(What this task involves) Copy every entry precisely.
--*--
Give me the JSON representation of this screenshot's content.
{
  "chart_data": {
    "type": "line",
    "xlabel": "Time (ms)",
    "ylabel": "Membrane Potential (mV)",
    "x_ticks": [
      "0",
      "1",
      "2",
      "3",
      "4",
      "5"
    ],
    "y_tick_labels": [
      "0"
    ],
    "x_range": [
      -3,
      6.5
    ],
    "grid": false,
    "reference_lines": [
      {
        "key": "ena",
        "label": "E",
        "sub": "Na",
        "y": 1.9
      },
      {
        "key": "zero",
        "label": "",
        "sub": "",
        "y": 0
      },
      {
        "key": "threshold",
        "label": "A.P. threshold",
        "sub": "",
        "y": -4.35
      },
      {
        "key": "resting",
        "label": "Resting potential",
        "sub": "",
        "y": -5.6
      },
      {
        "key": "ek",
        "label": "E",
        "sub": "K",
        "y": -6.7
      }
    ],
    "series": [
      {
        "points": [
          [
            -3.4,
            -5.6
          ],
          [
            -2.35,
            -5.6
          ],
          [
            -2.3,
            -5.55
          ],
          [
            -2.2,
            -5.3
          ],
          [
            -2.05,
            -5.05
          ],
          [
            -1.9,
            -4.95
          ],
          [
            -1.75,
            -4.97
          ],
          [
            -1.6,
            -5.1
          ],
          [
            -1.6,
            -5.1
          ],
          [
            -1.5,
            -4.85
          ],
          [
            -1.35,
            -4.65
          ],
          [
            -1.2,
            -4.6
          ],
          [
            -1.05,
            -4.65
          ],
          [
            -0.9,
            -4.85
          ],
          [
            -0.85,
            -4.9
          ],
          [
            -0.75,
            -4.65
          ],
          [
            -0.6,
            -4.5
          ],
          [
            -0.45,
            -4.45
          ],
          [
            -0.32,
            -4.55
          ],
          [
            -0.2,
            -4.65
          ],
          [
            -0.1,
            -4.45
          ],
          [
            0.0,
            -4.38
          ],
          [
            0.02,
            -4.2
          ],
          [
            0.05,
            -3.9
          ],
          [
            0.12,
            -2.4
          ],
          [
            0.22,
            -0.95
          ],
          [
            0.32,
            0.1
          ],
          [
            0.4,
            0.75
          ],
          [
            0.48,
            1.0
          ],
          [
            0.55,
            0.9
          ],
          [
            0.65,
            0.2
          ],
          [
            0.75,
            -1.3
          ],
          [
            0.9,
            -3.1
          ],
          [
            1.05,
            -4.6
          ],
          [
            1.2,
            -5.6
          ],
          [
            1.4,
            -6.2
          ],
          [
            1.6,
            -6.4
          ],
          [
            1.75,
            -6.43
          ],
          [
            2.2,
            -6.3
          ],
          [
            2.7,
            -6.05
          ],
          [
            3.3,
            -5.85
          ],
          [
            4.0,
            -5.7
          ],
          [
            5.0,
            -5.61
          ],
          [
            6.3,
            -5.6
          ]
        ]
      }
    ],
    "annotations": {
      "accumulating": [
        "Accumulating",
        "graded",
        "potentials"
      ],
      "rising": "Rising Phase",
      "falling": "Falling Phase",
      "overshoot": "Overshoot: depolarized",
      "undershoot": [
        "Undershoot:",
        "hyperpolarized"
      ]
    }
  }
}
--*--
(Correct response)
Give me the JSON representation of this screenshot's content.
{
  "chart_data": {
    "type": "line",
    "xlabel": "Time (ms)",
    "ylabel": "Membrane Potential (mV)",
    "x_ticks": [
      "0",
      "1",
      "2",
      "3",
      "4",
      "5"
    ],
    "y_tick_labels": [
      "0"
    ],
    "x_range": [
      -3,
      6.5
    ],
    "grid": false,
    "reference_lines": [
      {
        "key": "ena",
        "label": "E",
        "sub": "Na",
        "y": 1.9
      },
      {
        "key": "zero",
        "label": "",
        "sub": "",
        "y": 0
      },
      {
        "key": "threshold",
        "label": "A.P. threshold",
        "sub": "",
        "y": -4.35
      },
      {
        "key": "resting",
        "label": "Resting potential",
        "sub": "",
        "y": -5.6
      },
      {
        "key": "ek",
        "label": "E",
        "sub": "K",
        "y": -6.7
      }
    ],
    "series": [
      {
        "points": [
          [
            -3.4,
            -5.6
          ],
          [
            -2.35,
            -5.6
          ],
          [
            -2.3,
            -5.55
          ],
          [
            -2.2,
            -5.3
          ],
          [
            -2.05,
            -5.05
          ],
          [
            -1.9,
            -4.95
          ],
          [
            -1.75,
            -4.97
          ],
          [
            -1.6,
            -5.1
          ],
          [
            -1.6,
            -5.1
          ],
          [
            -1.5,
            -4.85
          ],
          [
            -1.35,
            -4.65
          ],
          [
            -1.2,
            -4.6
          ],
          [
            -1.05,
            -4.65
          ],
          [
            -0.9,
            -4.85
          ],
          [
            -0.85,
            -4.9
          ],
          [
            -0.75,
            -4.65
          ],
          [
            -0.6,
            -4.5
          ],
          [
            -0.45,
            -4.45
          ],
          [
            -0.32,
            -4.55
          ],
          [
            -0.2,
            -4.65
          ],
          [
            -0.1,
            -4.45
          ],
          [
            0.0,
            -4.38
          ],
          [
            0.02,
            -4.2
          ],
          [
            0.05,
            -3.9
          ],
          [
            0.12,
            -2.4
          ],
          [
            0.22,
            -0.95
          ],
          [
            0.32,
            0.1
          ],
          [
            0.4,
            0.75
          ],
          [
            0.48,
            1.0
          ],
          [
            0.55,
            0.9
          ],
          [
            0.65,
            0.2
          ],
          [
            0.75,
            -1.3
          ],
          [
            0.9,
            -3.1
          ],
          [
            1.05,
            -4.6
          ],
          [
            1.2,
            -5.6
          ],
          [
            1.4,
            -6.2
          ],
          [
            1.6,
            -6.4
          ],
          [
            1.75,
            -6.43
          ],
          [
            2.2,
            -6.3
          ],
          [
            2.7,
            -6.05
          ],
          [
            3.3,
            -5.85
          ],
          [
            4.0,
            -5.7
          ],
          [
            5.0,
            -5.61
          ],
          [
            6.3,
            -5.6
          ]
        ]
      }
    ],
    "annotations": {
      "accumulating": [
        "Accumulating",
        "graded",
        "potentials"
      ],
      "rising": "Rising Phase",
      "falling": "Falling Phase",
      "overshoot": "Overshoot: depolarized",
      "undershoot": [
        "Undershoot:",
        "hyperpolarized"
      ]
    }
  }
}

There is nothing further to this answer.